## Set task
In the entries below, count every line containing "JSON". Return the number and nothing else.

(Source data)
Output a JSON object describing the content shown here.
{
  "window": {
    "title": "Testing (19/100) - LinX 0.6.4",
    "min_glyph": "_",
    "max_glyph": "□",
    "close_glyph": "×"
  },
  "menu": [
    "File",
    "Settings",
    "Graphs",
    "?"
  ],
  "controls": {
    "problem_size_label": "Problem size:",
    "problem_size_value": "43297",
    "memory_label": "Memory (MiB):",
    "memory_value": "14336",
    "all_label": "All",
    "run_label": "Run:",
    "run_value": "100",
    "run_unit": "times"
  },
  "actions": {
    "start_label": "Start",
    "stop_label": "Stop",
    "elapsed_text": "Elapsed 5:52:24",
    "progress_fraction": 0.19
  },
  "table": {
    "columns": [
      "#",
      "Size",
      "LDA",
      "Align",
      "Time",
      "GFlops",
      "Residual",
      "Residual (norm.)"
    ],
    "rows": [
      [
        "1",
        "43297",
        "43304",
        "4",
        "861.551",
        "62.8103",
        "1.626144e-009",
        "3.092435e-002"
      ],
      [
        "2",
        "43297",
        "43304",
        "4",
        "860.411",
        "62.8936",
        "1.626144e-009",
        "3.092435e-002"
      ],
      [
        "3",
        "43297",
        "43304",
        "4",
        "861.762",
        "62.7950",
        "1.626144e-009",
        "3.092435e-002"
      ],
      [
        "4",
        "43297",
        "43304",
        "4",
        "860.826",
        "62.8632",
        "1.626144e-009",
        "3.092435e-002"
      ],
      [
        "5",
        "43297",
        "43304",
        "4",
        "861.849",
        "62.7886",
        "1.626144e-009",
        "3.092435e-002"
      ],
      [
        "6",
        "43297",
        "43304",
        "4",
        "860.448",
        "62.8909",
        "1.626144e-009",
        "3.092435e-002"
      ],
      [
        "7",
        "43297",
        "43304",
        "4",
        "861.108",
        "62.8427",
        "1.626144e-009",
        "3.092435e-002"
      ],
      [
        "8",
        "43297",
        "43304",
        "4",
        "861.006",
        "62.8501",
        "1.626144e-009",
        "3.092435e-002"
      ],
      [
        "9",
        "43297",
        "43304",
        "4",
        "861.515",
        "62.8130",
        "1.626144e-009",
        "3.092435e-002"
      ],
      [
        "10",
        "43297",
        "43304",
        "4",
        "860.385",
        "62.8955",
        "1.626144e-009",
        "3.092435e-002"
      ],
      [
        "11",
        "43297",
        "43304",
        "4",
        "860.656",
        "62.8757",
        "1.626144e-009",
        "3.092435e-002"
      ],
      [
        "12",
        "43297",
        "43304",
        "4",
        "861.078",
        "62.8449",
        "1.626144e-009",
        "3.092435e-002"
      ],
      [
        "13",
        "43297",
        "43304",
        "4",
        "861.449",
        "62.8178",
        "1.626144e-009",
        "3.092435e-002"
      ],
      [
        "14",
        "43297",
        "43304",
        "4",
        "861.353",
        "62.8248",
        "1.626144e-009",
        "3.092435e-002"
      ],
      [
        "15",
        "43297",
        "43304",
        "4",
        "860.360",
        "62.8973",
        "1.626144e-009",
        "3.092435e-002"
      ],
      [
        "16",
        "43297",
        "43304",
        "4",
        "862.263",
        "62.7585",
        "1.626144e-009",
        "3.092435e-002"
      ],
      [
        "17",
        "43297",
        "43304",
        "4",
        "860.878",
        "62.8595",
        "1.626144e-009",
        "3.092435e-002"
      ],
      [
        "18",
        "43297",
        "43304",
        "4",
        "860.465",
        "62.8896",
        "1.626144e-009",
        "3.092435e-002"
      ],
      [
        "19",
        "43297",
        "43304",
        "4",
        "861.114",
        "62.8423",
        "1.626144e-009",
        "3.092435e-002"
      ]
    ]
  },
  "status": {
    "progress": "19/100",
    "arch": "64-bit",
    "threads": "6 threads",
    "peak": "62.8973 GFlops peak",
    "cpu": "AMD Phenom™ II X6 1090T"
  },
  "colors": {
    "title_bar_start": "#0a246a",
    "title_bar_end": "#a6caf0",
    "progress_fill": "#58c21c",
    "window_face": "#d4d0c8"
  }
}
* * *
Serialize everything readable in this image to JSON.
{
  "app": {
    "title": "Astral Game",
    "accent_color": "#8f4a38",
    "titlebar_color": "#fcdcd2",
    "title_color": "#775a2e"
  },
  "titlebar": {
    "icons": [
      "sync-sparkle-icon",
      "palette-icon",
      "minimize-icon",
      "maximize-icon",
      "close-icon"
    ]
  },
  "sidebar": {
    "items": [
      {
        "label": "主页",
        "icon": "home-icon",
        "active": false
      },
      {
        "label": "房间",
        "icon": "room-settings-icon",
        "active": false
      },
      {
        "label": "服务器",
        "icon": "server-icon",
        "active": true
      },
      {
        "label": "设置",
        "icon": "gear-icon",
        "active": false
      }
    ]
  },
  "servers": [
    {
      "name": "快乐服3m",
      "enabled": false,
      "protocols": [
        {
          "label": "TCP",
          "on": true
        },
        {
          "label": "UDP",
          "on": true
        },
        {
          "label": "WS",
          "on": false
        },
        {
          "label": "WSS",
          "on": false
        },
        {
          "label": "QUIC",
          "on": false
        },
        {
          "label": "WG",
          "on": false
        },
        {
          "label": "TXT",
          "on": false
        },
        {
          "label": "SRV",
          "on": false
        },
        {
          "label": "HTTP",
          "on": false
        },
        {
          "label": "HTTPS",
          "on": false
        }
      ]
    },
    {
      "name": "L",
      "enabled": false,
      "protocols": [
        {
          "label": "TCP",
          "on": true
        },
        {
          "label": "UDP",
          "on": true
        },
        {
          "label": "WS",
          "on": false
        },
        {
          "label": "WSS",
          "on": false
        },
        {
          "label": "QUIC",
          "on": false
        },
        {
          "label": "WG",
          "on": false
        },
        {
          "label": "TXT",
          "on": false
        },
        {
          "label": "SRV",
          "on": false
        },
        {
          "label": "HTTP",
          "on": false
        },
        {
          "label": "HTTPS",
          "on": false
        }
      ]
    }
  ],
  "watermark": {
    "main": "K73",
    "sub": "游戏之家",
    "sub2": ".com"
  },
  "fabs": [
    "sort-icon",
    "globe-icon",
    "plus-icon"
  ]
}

## Problem solution
2